Written instruction:
Show only lines that include "relative".

↓↓↓

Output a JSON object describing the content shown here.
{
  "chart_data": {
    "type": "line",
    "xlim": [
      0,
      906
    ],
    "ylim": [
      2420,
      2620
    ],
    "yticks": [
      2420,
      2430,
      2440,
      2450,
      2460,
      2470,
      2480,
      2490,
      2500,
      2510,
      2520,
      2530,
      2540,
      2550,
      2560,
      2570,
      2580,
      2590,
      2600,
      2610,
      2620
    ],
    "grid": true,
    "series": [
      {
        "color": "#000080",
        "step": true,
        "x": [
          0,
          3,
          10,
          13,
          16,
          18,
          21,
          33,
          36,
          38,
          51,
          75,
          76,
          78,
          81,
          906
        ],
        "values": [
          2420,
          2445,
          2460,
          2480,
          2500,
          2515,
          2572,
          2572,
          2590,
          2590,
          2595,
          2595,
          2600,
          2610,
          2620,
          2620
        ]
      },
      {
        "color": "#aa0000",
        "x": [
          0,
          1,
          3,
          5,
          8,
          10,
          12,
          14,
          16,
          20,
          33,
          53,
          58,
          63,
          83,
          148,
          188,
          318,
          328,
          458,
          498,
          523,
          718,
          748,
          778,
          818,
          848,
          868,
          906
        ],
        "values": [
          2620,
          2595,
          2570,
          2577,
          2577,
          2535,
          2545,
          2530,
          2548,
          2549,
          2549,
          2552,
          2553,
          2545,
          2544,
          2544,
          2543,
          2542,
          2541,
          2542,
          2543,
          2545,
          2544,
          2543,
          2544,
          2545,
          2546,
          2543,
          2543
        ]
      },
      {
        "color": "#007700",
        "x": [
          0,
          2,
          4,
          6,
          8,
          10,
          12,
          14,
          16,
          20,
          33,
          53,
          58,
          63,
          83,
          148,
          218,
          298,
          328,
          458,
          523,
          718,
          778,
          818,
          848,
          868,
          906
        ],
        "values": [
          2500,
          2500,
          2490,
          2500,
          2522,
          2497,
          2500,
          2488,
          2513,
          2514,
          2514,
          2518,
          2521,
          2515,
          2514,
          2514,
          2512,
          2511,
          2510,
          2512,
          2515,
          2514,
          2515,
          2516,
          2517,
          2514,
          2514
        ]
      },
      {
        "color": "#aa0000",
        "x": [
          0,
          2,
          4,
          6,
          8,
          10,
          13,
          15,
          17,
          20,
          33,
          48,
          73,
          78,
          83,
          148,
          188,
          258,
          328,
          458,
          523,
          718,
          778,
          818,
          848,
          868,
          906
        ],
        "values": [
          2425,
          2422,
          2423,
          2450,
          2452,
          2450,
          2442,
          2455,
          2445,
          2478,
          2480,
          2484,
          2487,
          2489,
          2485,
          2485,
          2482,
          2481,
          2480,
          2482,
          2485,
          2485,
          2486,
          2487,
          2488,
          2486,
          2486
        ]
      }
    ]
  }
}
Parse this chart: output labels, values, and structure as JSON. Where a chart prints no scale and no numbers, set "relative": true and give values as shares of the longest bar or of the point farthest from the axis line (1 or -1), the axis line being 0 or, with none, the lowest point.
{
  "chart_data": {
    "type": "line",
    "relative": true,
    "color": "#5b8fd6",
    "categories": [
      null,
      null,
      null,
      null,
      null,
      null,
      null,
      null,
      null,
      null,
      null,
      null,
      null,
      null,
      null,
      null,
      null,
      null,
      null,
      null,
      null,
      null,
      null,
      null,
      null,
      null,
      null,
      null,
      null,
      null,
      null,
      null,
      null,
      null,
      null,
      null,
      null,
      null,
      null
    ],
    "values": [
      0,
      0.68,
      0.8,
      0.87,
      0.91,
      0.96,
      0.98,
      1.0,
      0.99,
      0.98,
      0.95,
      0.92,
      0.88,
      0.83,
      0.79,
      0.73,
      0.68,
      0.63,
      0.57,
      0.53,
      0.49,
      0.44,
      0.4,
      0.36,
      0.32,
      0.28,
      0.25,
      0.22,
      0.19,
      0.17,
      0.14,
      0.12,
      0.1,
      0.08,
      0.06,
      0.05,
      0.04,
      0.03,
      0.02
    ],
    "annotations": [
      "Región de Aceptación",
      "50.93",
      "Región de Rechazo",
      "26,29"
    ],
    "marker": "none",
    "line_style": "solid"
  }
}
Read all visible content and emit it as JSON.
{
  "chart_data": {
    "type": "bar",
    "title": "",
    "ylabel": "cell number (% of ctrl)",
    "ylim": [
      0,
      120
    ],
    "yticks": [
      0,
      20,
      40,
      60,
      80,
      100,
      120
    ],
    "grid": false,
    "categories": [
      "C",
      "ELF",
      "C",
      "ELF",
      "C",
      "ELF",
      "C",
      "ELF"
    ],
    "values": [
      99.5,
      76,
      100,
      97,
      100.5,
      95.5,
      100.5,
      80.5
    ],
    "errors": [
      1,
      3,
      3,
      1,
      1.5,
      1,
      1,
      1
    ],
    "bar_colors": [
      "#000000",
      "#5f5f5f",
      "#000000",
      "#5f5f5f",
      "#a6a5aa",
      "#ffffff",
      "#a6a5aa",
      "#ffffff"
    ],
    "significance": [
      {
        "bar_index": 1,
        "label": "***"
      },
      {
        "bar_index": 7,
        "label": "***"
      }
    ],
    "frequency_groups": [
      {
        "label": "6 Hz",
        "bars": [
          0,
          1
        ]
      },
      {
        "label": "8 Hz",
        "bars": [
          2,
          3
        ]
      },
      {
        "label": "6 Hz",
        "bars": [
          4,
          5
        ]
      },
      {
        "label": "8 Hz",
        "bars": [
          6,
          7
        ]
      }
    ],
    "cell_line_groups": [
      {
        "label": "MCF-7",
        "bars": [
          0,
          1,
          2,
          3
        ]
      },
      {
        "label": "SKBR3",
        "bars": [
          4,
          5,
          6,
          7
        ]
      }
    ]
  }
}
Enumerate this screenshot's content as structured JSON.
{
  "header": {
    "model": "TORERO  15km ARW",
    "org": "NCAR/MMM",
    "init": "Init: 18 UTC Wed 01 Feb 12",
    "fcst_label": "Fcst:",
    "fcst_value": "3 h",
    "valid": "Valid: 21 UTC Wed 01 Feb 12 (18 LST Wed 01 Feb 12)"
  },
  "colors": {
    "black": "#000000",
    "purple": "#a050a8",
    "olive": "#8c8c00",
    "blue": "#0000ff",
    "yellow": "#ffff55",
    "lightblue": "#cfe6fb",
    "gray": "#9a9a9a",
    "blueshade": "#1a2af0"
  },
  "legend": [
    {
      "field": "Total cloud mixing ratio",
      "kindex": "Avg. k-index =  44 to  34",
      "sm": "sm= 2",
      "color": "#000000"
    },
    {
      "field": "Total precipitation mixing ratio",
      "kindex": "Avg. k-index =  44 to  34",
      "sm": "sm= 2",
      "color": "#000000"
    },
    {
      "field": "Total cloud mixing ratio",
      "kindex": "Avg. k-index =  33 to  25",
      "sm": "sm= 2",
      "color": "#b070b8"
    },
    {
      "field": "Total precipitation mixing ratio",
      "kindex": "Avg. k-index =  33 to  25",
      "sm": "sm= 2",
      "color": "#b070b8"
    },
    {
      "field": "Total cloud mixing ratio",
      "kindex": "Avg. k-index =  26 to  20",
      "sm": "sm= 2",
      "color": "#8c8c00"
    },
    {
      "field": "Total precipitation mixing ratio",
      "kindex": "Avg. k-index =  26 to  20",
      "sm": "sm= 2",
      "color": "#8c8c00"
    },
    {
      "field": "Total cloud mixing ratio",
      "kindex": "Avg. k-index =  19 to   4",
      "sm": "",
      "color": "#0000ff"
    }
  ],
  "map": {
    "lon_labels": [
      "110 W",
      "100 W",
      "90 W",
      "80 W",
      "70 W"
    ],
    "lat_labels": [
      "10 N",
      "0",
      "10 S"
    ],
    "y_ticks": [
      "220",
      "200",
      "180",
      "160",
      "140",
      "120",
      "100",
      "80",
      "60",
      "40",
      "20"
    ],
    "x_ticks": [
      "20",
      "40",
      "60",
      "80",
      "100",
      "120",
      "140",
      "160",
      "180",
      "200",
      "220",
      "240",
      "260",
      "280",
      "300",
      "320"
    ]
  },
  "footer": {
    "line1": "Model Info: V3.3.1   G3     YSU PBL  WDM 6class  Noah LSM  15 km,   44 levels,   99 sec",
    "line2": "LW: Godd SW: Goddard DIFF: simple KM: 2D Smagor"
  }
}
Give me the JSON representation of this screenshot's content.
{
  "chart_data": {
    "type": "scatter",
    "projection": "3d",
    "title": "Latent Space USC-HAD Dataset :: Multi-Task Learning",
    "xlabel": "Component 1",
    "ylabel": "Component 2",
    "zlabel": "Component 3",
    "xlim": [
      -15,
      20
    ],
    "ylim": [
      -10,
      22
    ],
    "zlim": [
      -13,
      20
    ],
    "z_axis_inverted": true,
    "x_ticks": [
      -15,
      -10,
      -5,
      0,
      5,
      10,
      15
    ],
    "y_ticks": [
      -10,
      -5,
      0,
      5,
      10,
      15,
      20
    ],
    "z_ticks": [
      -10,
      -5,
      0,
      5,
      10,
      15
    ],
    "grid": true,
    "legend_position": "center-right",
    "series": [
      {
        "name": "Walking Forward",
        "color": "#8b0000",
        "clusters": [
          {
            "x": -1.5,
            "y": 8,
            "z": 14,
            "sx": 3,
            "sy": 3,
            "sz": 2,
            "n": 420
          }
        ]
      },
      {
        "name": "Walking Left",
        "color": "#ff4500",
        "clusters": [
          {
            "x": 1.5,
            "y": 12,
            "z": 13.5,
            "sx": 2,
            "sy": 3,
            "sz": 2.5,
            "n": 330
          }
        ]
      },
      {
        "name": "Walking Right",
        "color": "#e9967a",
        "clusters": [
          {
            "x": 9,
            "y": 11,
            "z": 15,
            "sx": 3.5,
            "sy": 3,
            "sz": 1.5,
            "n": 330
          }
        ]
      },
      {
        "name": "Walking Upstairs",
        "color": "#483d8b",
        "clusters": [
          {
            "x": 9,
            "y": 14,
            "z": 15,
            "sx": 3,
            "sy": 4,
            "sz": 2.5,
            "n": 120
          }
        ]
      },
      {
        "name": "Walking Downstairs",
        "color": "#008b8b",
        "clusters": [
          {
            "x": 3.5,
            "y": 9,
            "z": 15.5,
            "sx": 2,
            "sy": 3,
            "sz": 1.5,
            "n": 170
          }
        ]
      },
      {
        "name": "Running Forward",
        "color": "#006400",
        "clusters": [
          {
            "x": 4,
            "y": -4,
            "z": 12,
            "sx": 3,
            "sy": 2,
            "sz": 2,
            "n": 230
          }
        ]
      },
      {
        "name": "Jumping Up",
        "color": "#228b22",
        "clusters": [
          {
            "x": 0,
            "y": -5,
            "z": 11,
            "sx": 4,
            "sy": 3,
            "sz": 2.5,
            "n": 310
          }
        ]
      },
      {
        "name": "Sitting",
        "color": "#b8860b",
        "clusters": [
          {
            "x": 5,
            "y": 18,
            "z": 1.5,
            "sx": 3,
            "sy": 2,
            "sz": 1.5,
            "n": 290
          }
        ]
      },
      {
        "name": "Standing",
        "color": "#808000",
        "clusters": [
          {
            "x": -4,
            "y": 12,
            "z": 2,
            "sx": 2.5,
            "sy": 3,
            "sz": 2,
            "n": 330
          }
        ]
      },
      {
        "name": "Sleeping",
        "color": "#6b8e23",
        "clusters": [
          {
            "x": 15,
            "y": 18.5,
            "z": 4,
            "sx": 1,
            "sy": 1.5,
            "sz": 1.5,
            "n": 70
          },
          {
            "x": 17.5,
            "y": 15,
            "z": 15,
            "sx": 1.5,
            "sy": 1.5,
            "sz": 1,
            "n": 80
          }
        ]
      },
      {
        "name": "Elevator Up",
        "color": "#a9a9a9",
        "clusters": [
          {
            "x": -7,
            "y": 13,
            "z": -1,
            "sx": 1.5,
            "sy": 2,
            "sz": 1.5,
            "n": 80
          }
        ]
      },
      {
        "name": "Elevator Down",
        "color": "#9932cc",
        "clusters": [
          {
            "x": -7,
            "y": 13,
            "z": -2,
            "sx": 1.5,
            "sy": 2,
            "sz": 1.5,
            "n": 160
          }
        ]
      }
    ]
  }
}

↑↑↑

Answer to this problem:
Parse this chart: output labels, values, and structure as JSON. Where a chart prints no scale and no numbers, set "relative": true and give values as shares of the longest bar or of the point farthest from the axis line (1 or -1), the axis line being 0 or, with none, the lowest point.
    "relative": true,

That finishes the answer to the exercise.